Items from a dataset:
========================================

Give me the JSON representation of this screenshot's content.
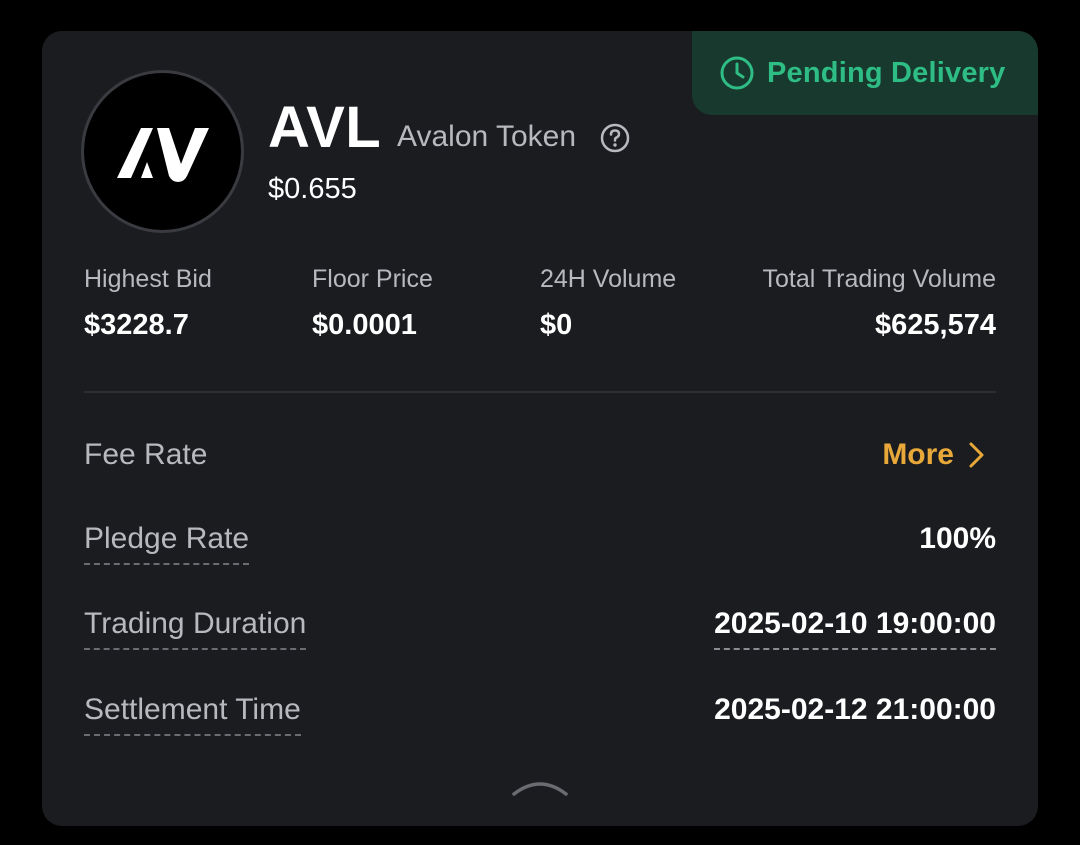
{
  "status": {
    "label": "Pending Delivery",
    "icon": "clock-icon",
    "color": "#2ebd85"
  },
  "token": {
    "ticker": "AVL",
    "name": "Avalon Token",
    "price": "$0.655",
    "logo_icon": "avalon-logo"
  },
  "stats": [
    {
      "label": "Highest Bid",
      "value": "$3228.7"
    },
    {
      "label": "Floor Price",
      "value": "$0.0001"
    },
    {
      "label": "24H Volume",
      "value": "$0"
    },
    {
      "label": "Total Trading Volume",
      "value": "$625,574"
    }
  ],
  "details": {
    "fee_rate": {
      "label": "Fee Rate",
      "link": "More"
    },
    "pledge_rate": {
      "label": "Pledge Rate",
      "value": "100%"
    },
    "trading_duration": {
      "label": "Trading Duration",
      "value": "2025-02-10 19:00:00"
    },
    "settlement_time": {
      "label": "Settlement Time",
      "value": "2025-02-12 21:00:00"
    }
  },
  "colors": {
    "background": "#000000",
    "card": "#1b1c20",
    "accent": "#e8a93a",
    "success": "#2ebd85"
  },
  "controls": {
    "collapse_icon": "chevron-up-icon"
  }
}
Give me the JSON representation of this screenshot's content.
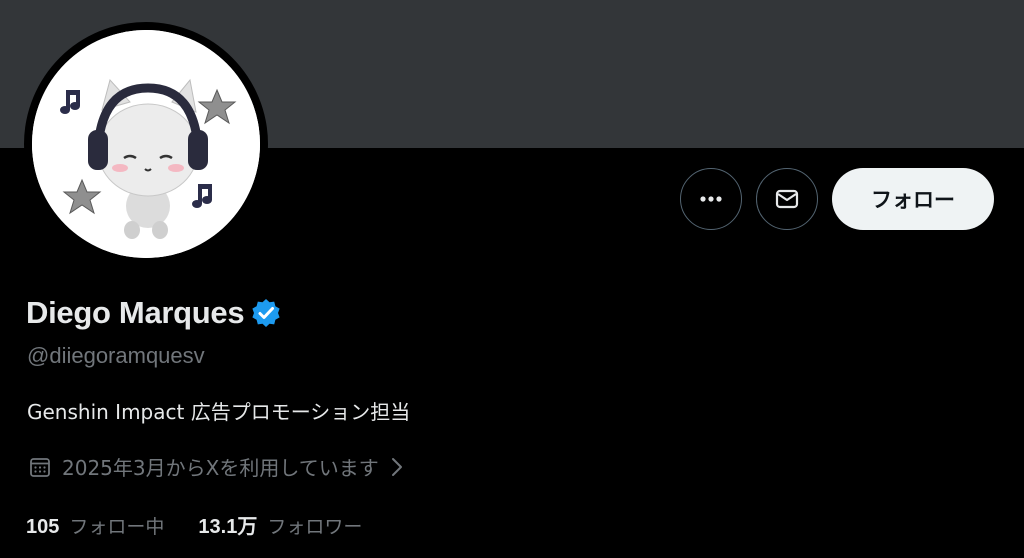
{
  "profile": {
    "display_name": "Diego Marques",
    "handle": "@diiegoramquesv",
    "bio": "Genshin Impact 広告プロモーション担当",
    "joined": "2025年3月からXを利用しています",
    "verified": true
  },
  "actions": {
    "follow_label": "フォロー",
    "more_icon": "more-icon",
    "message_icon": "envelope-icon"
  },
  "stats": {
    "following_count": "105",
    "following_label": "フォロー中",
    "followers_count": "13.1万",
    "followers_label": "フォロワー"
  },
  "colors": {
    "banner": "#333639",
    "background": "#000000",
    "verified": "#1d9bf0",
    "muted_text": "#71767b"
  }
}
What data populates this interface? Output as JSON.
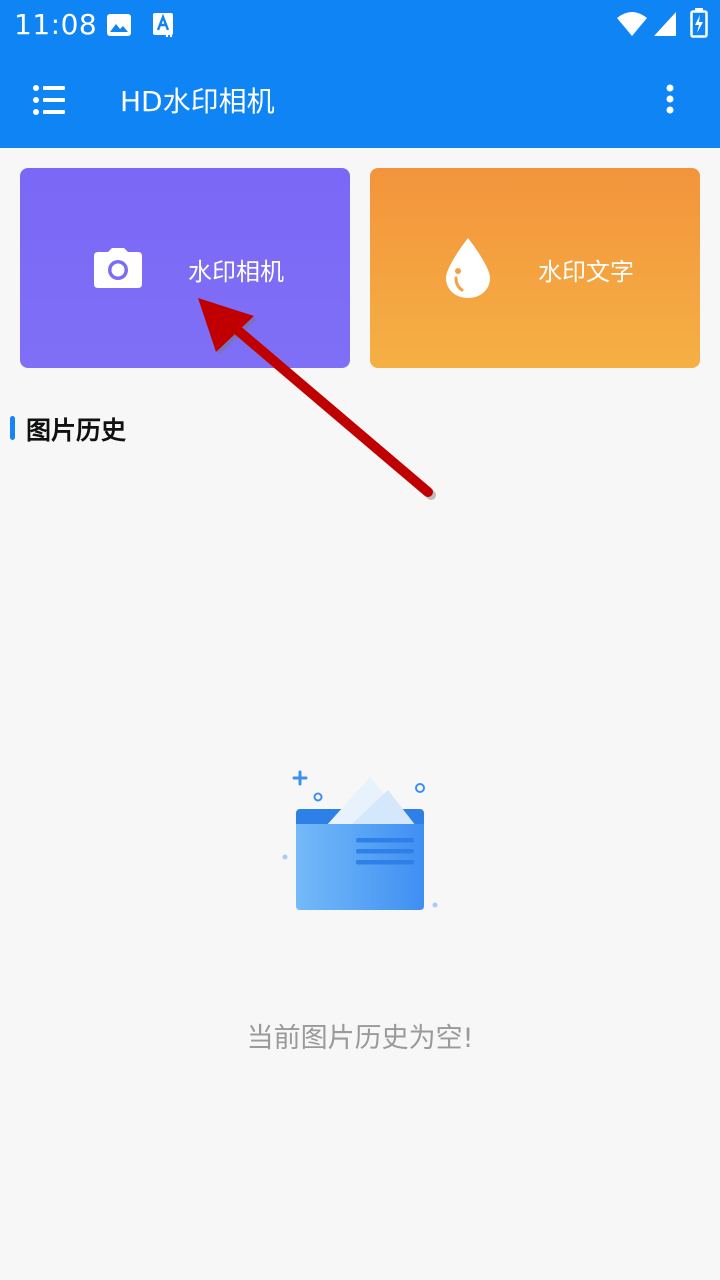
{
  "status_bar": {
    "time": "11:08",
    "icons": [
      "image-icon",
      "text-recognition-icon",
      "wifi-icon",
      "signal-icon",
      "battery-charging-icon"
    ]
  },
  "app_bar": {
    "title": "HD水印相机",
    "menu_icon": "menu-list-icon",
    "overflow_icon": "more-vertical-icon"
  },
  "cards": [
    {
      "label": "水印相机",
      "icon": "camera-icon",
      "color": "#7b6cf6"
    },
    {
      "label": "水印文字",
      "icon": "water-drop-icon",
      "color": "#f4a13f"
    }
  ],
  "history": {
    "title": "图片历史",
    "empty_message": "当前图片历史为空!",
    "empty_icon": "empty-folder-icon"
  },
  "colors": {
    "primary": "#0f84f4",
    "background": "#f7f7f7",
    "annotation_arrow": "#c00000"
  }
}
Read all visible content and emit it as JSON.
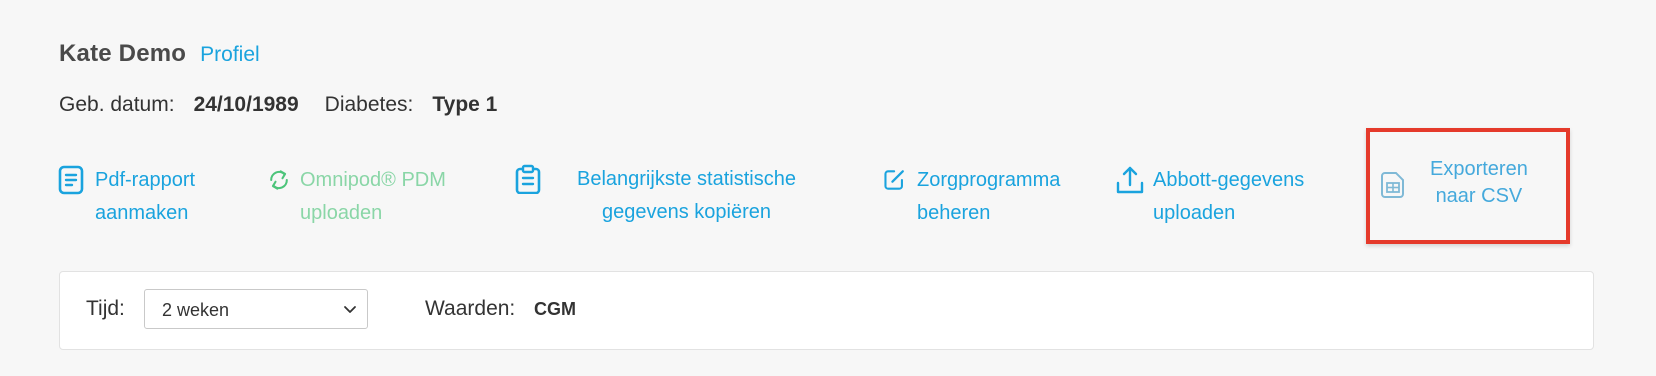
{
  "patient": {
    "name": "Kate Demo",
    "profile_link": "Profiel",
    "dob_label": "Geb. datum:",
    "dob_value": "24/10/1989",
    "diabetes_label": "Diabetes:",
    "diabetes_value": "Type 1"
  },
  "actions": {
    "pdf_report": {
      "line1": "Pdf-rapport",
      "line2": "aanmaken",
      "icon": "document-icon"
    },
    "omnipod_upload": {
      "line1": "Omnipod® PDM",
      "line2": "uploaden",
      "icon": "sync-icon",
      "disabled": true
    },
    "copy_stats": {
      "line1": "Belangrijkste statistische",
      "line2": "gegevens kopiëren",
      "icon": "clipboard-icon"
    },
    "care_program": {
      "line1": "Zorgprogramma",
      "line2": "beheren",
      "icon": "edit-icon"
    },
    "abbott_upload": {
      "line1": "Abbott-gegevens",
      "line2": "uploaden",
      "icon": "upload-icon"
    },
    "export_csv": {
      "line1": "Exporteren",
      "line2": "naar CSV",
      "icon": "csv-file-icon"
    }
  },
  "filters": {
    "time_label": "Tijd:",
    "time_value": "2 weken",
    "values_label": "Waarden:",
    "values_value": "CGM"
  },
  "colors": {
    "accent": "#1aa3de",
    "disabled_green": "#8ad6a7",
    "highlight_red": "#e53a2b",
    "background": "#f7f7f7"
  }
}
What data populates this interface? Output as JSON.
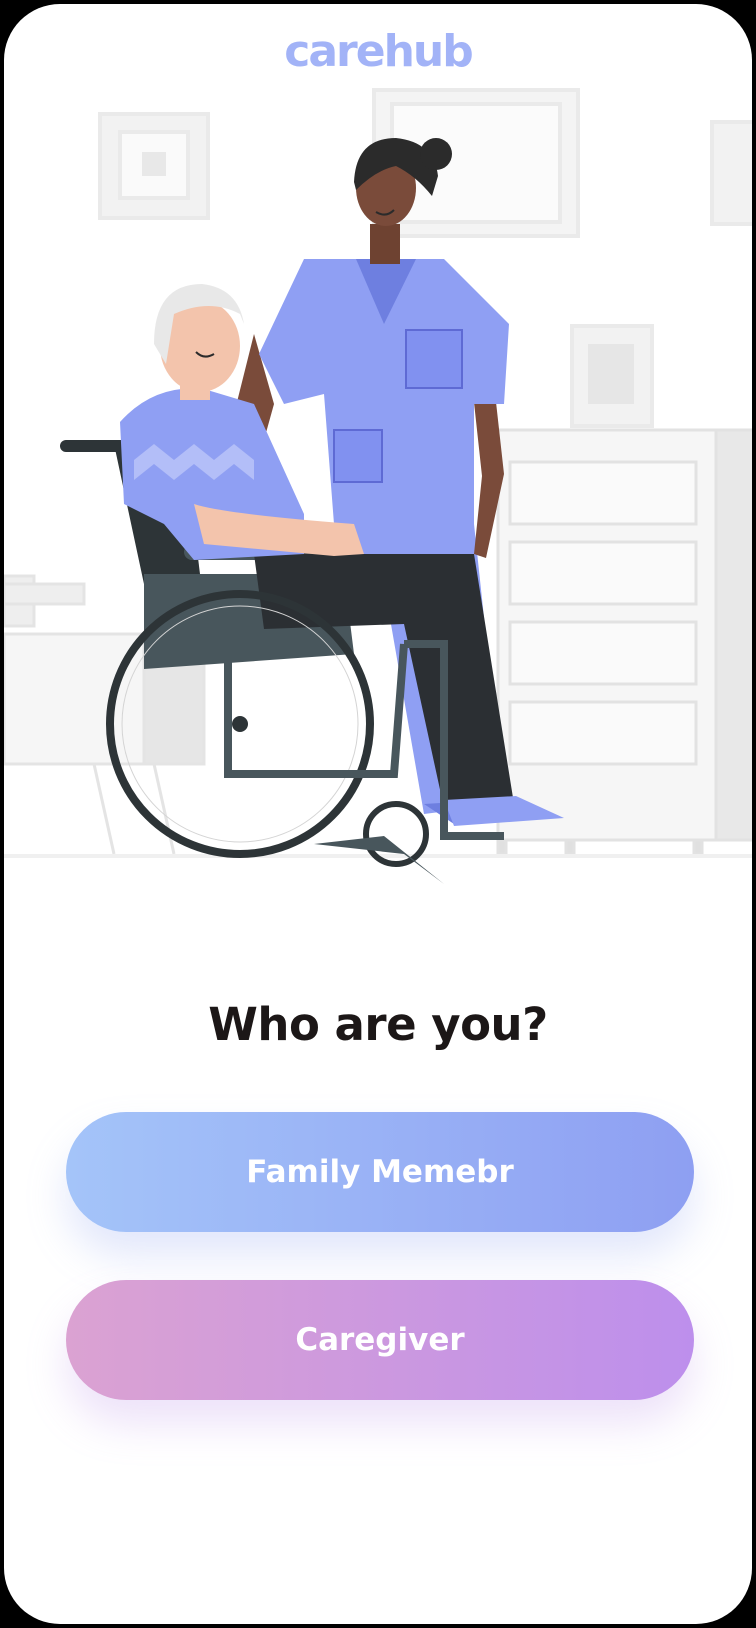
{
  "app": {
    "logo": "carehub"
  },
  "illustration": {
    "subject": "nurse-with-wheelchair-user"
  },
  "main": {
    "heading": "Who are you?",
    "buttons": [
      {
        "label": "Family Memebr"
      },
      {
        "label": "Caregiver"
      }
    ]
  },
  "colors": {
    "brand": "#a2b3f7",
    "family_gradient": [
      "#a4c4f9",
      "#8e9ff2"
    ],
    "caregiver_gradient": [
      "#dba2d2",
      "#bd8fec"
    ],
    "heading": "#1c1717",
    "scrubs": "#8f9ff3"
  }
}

========================================

** Objective **
Reproduce all of the entries word for word, skipping any pictures they hold.

** Written response **
Give me the JSON representation of this screenshot's content.
{
  "status": {
    "label": "Pending Delivery",
    "icon": "clock-icon",
    "color": "#2ebd85"
  },
  "token": {
    "ticker": "AVL",
    "name": "Avalon Token",
    "price": "$0.655",
    "logo_icon": "avalon-logo"
  },
  "stats": [
    {
      "label": "Highest Bid",
      "value": "$3228.7"
    },
    {
      "label": "Floor Price",
      "value": "$0.0001"
    },
    {
      "label": "24H Volume",
      "value": "$0"
    },
    {
      "label": "Total Trading Volume",
      "value": "$625,574"
    }
  ],
  "details": {
    "fee_rate": {
      "label": "Fee Rate",
      "link": "More"
    },
    "pledge_rate": {
      "label": "Pledge Rate",
      "value": "100%"
    },
    "trading_duration": {
      "label": "Trading Duration",
      "value": "2025-02-10 19:00:00"
    },
    "settlement_time": {
      "label": "Settlement Time",
      "value": "2025-02-12 21:00:00"
    }
  },
  "colors": {
    "background": "#000000",
    "card": "#1b1c20",
    "accent": "#e8a93a",
    "success": "#2ebd85"
  },
  "controls": {
    "collapse_icon": "chevron-up-icon"
  }
}
Give me the JSON representation of this screenshot's content.
{
  "profile": {
    "display_name": "Diego Marques",
    "handle": "@diiegoramquesv",
    "bio": "Genshin Impact 広告プロモーション担当",
    "joined": "2025年3月からXを利用しています",
    "verified": true
  },
  "actions": {
    "follow_label": "フォロー",
    "more_icon": "more-icon",
    "message_icon": "envelope-icon"
  },
  "stats": {
    "following_count": "105",
    "following_label": "フォロー中",
    "followers_count": "13.1万",
    "followers_label": "フォロワー"
  },
  "colors": {
    "banner": "#333639",
    "background": "#000000",
    "verified": "#1d9bf0",
    "muted_text": "#71767b"
  }
}
What data populates this interface? Output as JSON.
{
  "status_bar": {
    "time": "11:08",
    "icons": [
      "image-icon",
      "text-recognition-icon",
      "wifi-icon",
      "signal-icon",
      "battery-charging-icon"
    ]
  },
  "app_bar": {
    "title": "HD水印相机",
    "menu_icon": "menu-list-icon",
    "overflow_icon": "more-vertical-icon"
  },
  "cards": [
    {
      "label": "水印相机",
      "icon": "camera-icon",
      "color": "#7b6cf6"
    },
    {
      "label": "水印文字",
      "icon": "water-drop-icon",
      "color": "#f4a13f"
    }
  ],
  "history": {
    "title": "图片历史",
    "empty_message": "当前图片历史为空!",
    "empty_icon": "empty-folder-icon"
  },
  "colors": {
    "primary": "#0f84f4",
    "background": "#f7f7f7",
    "annotation_arrow": "#c00000"
  }
}
Read all visible content and emit it as JSON.
{
  "patient": {
    "name": "Kate Demo",
    "profile_link": "Profiel",
    "dob_label": "Geb. datum:",
    "dob_value": "24/10/1989",
    "diabetes_label": "Diabetes:",
    "diabetes_value": "Type 1"
  },
  "actions": {
    "pdf_report": {
      "line1": "Pdf-rapport",
      "line2": "aanmaken",
      "icon": "document-icon"
    },
    "omnipod_upload": {
      "line1": "Omnipod® PDM",
      "line2": "uploaden",
      "icon": "sync-icon",
      "disabled": true
    },
    "copy_stats": {
      "line1": "Belangrijkste statistische",
      "line2": "gegevens kopiëren",
      "icon": "clipboard-icon"
    },
    "care_program": {
      "line1": "Zorgprogramma",
      "line2": "beheren",
      "icon": "edit-icon"
    },
    "abbott_upload": {
      "line1": "Abbott-gegevens",
      "line2": "uploaden",
      "icon": "upload-icon"
    },
    "export_csv": {
      "line1": "Exporteren",
      "line2": "naar CSV",
      "icon": "csv-file-icon"
    }
  },
  "filters": {
    "time_label": "Tijd:",
    "time_value": "2 weken",
    "values_label": "Waarden:",
    "values_value": "CGM"
  },
  "colors": {
    "accent": "#1aa3de",
    "disabled_green": "#8ad6a7",
    "highlight_red": "#e53a2b",
    "background": "#f7f7f7"
  }
}
What data populates this interface? Output as JSON.
{
  "app": {
    "logo": "carehub"
  },
  "illustration": {
    "subject": "nurse-with-wheelchair-user"
  },
  "main": {
    "heading": "Who are you?",
    "buttons": [
      {
        "label": "Family Memebr"
      },
      {
        "label": "Caregiver"
      }
    ]
  },
  "colors": {
    "brand": "#a2b3f7",
    "family_gradient": [
      "#a4c4f9",
      "#8e9ff2"
    ],
    "caregiver_gradient": [
      "#dba2d2",
      "#bd8fec"
    ],
    "heading": "#1c1717",
    "scrubs": "#8f9ff3"
  }
}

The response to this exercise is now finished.